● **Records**
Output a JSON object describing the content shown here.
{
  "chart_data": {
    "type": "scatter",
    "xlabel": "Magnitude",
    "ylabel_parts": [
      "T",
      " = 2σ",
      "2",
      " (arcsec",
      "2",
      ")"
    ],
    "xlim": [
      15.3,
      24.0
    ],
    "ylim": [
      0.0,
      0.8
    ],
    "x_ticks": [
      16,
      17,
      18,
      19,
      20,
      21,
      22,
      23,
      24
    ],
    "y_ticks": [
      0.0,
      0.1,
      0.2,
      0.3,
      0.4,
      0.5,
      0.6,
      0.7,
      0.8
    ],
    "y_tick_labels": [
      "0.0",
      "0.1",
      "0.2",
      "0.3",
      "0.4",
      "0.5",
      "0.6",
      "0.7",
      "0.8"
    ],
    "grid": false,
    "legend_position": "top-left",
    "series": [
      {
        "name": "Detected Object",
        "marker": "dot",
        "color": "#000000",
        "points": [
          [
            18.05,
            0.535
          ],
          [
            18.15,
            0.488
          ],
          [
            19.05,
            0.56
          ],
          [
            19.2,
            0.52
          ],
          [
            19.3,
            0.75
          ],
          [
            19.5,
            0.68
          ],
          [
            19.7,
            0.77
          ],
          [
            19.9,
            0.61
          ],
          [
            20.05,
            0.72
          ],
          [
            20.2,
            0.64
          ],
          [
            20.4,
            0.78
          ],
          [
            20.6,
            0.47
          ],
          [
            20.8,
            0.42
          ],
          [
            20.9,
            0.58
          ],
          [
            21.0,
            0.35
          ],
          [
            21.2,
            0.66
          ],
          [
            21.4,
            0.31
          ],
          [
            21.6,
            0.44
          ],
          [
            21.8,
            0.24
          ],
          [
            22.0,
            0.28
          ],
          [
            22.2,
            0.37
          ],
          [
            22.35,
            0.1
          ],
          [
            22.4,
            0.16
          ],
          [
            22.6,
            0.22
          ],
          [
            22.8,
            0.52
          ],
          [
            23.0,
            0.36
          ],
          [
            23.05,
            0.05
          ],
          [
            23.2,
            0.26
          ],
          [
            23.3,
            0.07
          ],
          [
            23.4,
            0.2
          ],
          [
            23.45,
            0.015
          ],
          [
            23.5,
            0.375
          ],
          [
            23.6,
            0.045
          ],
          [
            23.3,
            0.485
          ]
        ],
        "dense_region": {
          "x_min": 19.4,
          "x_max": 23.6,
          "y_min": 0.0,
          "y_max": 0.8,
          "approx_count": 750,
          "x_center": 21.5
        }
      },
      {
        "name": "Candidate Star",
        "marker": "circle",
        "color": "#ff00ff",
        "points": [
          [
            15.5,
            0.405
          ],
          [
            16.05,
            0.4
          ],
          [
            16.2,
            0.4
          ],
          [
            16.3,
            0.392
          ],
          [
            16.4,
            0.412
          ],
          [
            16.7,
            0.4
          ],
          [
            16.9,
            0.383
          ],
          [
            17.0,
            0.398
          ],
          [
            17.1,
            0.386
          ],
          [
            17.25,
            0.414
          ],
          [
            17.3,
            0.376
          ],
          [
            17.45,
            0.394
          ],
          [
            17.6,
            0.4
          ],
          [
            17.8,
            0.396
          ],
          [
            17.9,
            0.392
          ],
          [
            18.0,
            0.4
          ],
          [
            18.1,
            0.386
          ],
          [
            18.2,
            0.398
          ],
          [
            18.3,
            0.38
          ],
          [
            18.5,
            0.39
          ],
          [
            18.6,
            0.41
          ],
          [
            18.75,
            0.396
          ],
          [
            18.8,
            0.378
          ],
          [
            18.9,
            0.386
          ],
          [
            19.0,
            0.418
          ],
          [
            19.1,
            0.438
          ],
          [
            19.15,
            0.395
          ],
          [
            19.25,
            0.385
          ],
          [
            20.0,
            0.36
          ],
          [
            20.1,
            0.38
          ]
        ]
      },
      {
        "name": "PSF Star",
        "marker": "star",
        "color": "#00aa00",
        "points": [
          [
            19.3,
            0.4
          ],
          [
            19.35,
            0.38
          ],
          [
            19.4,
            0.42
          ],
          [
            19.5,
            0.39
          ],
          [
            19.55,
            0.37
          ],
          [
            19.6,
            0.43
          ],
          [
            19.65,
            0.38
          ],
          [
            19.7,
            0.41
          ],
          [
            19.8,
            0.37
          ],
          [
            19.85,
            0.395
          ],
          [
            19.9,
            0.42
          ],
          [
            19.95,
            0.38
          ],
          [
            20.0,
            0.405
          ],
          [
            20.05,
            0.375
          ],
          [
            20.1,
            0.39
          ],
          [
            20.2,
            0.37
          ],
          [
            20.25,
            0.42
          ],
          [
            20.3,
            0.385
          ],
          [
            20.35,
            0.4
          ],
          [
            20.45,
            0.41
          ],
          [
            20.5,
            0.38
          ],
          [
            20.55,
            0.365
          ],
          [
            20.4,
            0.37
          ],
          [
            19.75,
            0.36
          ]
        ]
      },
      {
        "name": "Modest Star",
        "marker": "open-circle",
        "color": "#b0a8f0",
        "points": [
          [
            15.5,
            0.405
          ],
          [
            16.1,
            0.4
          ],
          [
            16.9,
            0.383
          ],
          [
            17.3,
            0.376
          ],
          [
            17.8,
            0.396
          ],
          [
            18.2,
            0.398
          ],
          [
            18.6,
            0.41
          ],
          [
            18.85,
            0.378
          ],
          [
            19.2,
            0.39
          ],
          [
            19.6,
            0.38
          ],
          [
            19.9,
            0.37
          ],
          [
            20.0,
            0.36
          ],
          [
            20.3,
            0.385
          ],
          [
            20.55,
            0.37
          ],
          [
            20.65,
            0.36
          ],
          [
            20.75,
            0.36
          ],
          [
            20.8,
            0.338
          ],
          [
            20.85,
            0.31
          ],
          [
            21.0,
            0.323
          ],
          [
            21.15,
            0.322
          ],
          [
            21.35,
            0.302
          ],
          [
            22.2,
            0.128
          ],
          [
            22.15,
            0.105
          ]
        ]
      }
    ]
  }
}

● **Set task**
Which lines hold the word "marker"? Copy all of them.

● **Answer for the task**
        "marker": "dot",
        "marker": "circle",
        "marker": "star",
        "marker": "open-circle",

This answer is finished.